Request: Copy out every line in which the string "data" occurs.
---+---
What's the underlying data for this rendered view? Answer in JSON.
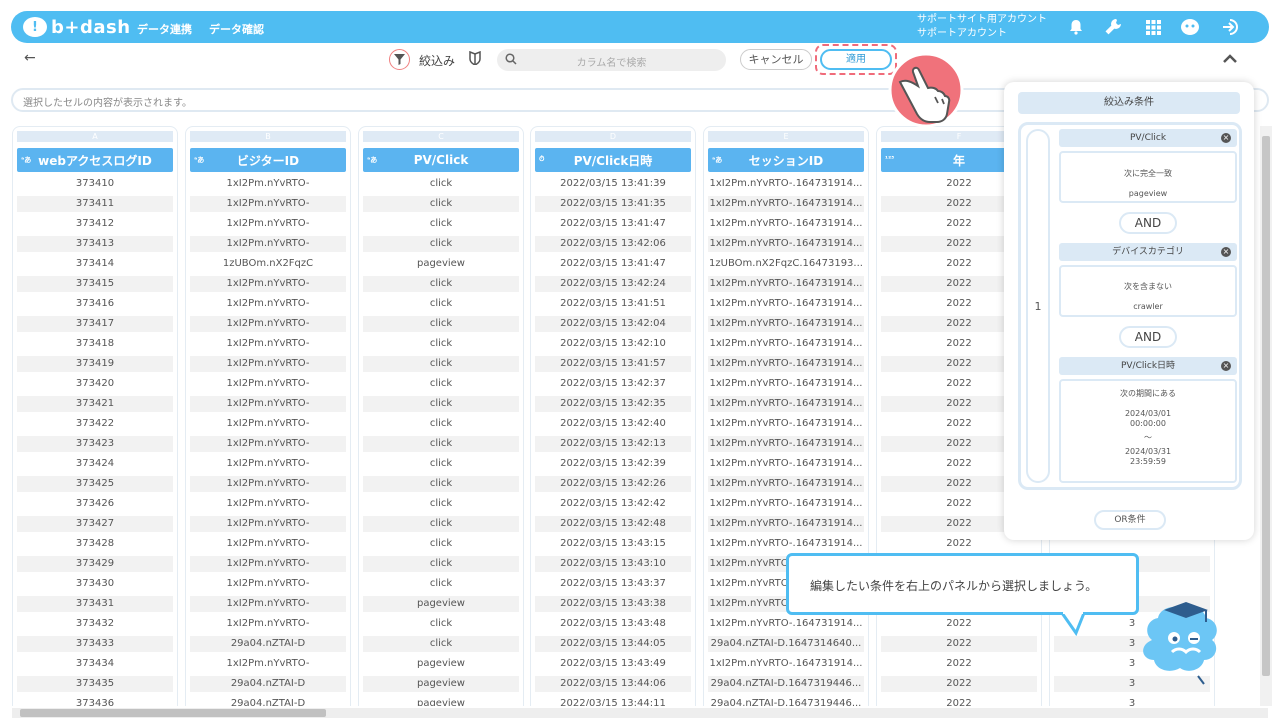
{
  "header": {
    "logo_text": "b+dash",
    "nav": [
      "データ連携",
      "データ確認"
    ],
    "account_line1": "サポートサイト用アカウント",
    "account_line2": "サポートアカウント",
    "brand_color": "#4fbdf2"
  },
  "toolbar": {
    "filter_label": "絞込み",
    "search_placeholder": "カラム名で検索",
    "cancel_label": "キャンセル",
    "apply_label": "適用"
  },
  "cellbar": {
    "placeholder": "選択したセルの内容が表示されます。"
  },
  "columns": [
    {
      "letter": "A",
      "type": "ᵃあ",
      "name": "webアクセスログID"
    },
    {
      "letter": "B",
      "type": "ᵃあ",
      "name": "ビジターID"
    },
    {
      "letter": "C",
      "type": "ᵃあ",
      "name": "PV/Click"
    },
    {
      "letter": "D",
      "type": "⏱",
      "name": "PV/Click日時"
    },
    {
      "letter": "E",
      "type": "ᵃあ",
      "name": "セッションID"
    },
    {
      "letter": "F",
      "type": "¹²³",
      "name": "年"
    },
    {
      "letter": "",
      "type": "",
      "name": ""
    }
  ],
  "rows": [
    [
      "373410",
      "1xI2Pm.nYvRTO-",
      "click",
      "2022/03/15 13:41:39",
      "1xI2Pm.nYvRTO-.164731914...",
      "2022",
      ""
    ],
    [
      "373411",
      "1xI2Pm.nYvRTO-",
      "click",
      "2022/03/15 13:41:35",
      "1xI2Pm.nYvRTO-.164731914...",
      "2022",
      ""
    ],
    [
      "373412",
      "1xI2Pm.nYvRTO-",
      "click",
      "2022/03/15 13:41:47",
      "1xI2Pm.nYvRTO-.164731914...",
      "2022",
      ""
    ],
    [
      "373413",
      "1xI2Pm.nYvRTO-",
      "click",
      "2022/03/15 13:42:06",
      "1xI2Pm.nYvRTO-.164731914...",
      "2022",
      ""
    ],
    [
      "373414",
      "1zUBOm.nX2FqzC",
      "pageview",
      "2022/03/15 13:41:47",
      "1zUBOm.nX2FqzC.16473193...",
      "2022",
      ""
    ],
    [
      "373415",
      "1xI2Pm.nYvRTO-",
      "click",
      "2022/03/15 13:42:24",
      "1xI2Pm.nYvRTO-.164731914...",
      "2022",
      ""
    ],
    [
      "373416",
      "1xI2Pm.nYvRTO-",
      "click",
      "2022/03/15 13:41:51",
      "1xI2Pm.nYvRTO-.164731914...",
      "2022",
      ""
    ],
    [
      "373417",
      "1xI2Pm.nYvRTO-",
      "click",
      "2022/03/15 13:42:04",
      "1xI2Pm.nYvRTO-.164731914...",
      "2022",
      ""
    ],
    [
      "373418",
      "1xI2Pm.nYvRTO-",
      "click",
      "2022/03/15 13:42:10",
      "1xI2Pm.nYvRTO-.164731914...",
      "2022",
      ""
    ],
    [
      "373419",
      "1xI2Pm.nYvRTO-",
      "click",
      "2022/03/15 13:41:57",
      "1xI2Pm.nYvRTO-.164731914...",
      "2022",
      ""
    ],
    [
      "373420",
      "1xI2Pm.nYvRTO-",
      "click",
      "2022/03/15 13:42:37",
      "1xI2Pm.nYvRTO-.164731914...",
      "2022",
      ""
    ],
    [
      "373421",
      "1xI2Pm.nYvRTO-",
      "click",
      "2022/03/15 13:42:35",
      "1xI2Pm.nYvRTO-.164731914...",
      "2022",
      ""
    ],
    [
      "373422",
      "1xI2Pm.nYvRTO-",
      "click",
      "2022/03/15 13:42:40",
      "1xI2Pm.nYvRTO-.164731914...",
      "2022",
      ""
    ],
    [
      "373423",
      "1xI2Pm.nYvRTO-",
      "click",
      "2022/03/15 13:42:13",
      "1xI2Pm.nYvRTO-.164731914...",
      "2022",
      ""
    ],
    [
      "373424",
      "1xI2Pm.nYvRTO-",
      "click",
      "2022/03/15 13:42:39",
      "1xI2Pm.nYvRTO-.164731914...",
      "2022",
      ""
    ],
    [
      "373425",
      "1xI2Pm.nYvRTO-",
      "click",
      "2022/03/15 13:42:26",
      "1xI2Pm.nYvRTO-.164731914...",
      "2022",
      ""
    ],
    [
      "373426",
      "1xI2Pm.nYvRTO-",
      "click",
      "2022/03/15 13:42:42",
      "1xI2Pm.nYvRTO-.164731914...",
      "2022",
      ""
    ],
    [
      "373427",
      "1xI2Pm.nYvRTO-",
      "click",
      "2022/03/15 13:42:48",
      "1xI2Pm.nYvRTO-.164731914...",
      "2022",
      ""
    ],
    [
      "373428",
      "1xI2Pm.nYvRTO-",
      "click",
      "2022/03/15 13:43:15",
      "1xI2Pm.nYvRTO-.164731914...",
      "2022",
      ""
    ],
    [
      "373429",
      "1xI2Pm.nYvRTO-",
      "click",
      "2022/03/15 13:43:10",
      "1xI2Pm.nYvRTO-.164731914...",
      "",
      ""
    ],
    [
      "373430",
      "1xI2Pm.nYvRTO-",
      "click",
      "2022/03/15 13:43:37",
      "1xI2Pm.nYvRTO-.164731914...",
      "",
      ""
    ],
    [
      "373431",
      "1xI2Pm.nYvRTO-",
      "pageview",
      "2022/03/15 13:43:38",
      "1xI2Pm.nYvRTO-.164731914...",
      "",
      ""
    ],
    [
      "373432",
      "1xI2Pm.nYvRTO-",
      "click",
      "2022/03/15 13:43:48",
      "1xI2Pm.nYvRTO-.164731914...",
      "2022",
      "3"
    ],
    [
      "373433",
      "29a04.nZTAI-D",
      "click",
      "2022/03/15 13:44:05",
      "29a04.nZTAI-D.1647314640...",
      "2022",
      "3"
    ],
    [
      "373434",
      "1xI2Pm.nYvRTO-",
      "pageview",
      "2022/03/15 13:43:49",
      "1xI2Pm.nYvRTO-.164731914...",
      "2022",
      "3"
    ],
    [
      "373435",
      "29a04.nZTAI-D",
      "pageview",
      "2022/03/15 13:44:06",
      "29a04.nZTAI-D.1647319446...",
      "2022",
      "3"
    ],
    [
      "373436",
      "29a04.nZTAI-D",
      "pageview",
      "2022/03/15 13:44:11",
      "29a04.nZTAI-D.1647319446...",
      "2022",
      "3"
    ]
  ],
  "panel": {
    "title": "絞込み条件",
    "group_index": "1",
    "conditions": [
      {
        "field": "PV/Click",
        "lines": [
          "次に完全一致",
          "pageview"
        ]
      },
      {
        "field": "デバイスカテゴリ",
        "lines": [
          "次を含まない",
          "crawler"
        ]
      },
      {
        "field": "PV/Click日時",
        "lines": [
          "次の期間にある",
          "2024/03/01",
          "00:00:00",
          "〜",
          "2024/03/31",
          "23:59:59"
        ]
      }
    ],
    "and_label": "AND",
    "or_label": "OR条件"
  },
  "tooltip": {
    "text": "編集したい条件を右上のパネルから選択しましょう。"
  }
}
---+---
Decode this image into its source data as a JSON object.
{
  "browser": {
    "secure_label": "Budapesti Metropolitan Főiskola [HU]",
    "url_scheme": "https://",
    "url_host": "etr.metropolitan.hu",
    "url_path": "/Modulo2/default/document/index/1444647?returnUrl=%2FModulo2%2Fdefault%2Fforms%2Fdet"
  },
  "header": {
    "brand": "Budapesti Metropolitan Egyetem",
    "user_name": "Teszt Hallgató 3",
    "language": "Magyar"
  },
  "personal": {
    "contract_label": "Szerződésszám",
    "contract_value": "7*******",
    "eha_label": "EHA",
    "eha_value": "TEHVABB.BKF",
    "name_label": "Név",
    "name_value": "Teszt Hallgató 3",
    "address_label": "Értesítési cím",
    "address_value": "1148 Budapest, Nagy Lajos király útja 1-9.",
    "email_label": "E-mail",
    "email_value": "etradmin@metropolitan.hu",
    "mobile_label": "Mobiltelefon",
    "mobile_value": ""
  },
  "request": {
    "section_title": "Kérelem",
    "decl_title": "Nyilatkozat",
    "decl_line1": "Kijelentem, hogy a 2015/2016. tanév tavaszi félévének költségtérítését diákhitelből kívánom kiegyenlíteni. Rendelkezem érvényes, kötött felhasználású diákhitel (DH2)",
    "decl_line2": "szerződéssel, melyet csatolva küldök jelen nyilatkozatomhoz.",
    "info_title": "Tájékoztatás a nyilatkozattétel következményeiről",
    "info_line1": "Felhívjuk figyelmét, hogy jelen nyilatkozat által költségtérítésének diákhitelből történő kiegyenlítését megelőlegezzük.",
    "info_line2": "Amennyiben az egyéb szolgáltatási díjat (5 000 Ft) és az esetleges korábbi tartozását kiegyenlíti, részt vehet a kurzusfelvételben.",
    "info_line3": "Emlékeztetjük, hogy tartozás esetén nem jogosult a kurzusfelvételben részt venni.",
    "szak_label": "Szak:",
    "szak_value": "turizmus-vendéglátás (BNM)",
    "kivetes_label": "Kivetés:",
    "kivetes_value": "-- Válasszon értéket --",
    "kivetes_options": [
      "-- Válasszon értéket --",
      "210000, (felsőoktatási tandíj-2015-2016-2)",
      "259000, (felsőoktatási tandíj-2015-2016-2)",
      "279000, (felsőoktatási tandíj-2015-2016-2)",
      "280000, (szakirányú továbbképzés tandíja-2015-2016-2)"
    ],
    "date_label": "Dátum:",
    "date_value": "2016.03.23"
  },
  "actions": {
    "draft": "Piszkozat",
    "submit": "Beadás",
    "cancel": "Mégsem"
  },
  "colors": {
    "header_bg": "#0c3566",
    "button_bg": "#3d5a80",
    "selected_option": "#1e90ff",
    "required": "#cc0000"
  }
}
---+---
Correct output:
What's the underlying data for this rendered view? Answer in JSON.
Decode this image into its source data as a JSON object.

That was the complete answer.